__What you will do__.
Report the count of lines below that include "matins", without any other text.
-- START OF Excerpted data --
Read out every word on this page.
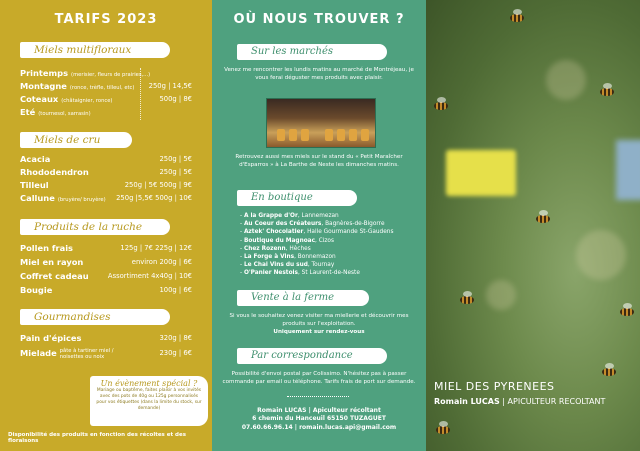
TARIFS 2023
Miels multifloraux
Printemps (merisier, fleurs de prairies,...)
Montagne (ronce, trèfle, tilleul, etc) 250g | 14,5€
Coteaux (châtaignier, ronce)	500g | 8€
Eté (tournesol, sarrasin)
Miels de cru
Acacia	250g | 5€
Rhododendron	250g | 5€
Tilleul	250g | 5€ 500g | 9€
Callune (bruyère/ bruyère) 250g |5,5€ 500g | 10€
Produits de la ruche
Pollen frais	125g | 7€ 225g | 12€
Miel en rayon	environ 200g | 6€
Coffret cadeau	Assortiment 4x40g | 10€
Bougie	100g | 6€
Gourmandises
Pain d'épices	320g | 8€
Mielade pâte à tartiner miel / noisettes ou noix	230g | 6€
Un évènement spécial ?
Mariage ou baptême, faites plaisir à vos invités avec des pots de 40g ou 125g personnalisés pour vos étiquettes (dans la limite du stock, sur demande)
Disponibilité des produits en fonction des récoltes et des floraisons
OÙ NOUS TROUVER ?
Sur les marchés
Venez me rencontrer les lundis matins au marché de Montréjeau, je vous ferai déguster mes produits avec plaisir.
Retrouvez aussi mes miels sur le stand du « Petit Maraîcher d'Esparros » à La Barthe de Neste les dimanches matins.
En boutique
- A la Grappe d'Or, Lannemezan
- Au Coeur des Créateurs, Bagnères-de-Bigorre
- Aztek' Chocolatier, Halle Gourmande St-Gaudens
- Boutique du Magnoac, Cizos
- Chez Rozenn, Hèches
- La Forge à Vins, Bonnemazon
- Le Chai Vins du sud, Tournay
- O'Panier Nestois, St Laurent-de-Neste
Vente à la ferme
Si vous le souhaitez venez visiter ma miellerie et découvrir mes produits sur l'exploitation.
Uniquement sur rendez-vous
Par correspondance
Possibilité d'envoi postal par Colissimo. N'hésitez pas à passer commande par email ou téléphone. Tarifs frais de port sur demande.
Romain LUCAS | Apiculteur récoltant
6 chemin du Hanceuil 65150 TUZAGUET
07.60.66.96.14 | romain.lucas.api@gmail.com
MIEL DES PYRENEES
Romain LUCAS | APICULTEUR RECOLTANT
-- END OF Excerpted data --
-- START OF Excerpted data --
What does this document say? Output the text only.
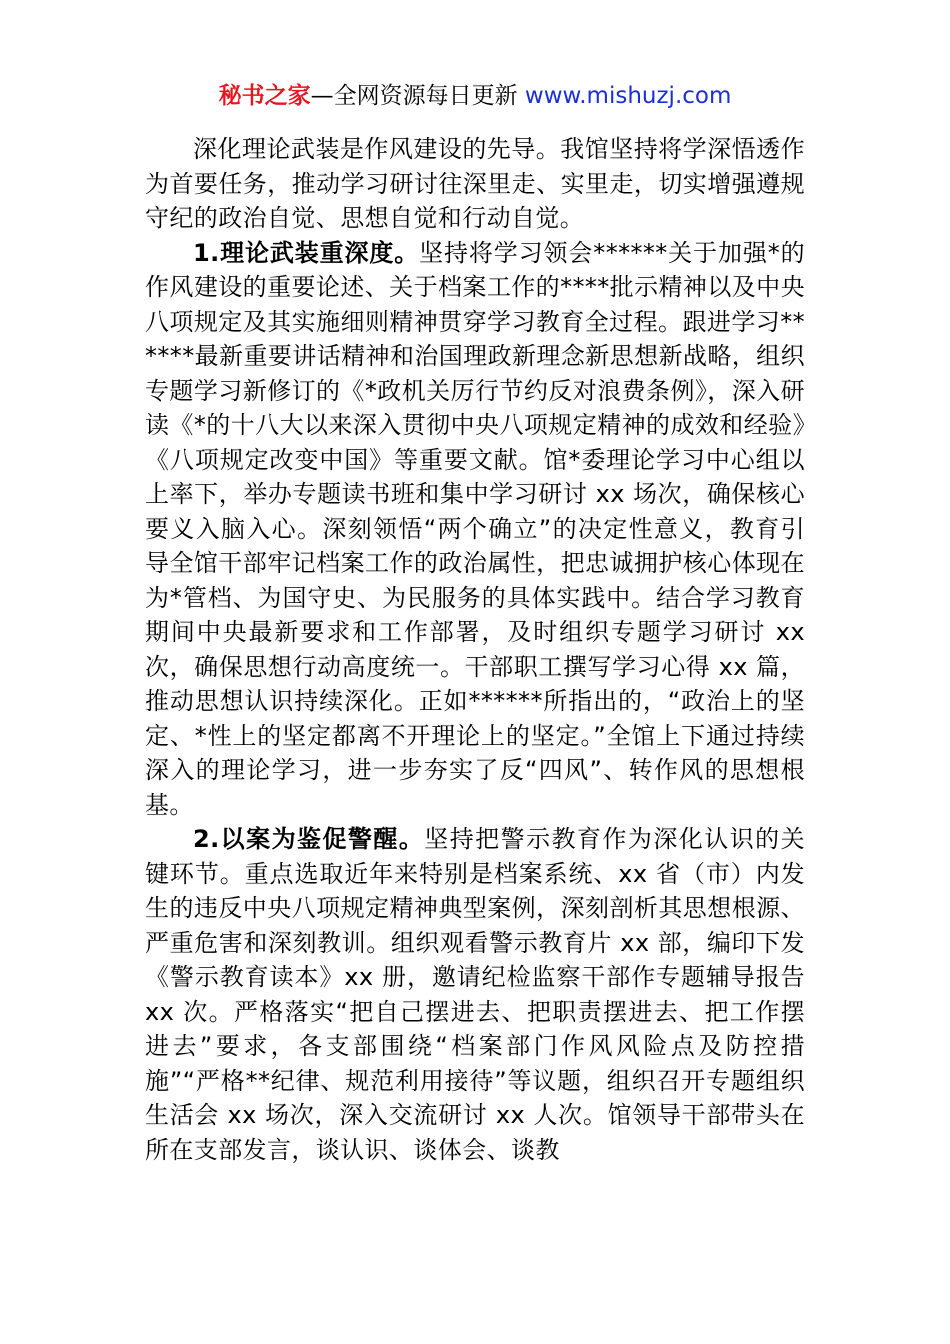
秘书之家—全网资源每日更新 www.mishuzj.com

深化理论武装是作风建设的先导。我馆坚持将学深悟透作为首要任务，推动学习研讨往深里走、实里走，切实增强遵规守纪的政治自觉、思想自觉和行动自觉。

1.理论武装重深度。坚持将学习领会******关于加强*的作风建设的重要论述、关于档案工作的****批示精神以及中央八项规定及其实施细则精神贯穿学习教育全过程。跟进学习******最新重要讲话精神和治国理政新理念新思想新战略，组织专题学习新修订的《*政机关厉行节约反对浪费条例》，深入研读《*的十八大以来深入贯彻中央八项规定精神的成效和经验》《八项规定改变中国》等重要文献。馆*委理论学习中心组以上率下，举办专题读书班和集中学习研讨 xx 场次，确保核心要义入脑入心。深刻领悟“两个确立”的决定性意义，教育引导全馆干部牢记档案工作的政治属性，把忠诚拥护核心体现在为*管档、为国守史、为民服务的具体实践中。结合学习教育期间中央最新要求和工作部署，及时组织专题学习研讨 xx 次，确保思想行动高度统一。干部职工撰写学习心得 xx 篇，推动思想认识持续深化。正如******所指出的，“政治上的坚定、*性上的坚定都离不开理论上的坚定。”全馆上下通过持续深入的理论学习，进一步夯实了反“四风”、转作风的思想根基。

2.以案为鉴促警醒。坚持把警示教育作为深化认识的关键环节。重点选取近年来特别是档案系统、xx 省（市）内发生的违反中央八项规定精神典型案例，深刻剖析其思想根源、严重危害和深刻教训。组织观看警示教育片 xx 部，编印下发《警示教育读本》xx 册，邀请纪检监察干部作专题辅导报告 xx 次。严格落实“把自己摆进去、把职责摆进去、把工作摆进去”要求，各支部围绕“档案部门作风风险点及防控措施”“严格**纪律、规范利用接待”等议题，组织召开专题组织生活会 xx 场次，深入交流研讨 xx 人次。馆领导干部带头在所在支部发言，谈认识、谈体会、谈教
-- END OF Excerpted data --
-- START OF Excerpted data --
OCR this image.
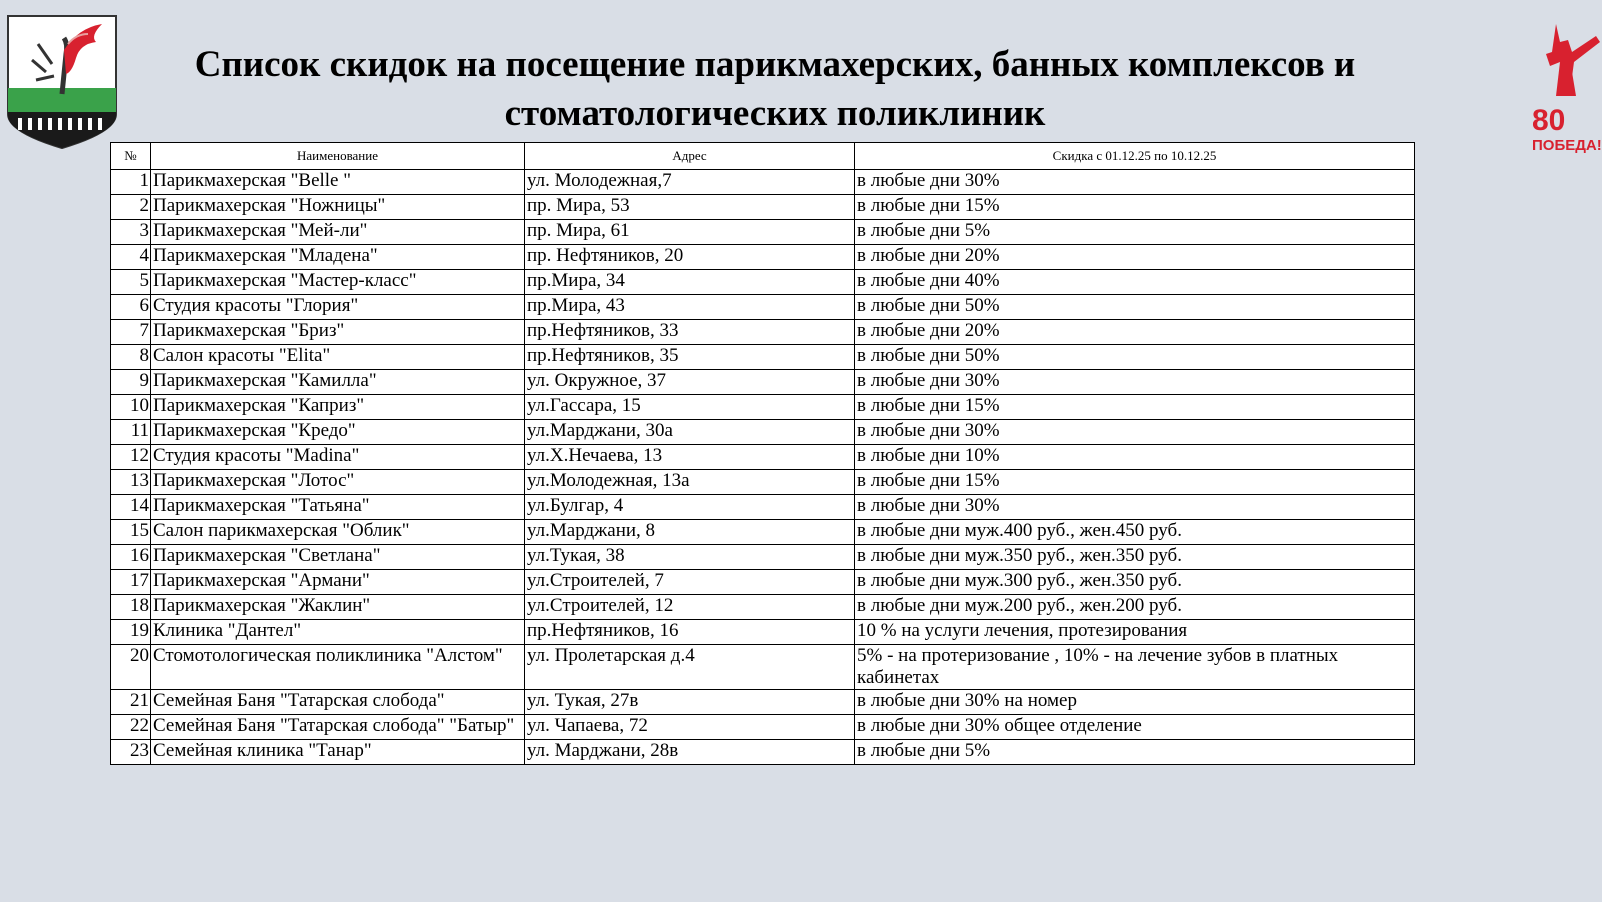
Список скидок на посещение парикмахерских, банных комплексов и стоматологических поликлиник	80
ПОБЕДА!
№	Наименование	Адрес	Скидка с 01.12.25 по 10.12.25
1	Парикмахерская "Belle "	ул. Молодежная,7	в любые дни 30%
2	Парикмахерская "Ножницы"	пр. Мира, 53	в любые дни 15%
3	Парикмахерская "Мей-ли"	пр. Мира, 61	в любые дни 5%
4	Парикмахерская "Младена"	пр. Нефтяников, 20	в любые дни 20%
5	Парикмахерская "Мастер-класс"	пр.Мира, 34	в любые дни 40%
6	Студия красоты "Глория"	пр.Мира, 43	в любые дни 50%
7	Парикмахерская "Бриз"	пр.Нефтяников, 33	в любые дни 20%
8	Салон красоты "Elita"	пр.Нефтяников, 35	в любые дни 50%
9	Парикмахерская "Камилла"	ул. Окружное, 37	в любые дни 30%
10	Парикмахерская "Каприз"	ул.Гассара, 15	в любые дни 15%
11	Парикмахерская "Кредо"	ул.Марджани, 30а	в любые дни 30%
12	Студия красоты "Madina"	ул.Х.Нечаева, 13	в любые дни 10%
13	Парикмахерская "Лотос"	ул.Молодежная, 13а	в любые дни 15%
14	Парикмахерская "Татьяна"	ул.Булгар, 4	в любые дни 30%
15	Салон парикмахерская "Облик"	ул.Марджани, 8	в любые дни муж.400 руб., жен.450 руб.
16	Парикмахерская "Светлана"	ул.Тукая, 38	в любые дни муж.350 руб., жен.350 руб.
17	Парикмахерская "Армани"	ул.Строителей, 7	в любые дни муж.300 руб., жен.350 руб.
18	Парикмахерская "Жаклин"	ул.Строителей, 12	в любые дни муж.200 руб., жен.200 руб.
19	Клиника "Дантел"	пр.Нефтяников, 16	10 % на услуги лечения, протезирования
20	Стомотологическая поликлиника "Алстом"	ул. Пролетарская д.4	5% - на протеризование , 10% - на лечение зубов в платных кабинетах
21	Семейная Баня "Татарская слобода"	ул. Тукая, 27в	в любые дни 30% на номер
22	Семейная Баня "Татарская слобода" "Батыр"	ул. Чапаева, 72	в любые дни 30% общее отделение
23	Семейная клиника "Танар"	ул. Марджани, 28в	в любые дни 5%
-- END OF Excerpted data --
__Answer to this problem__.
2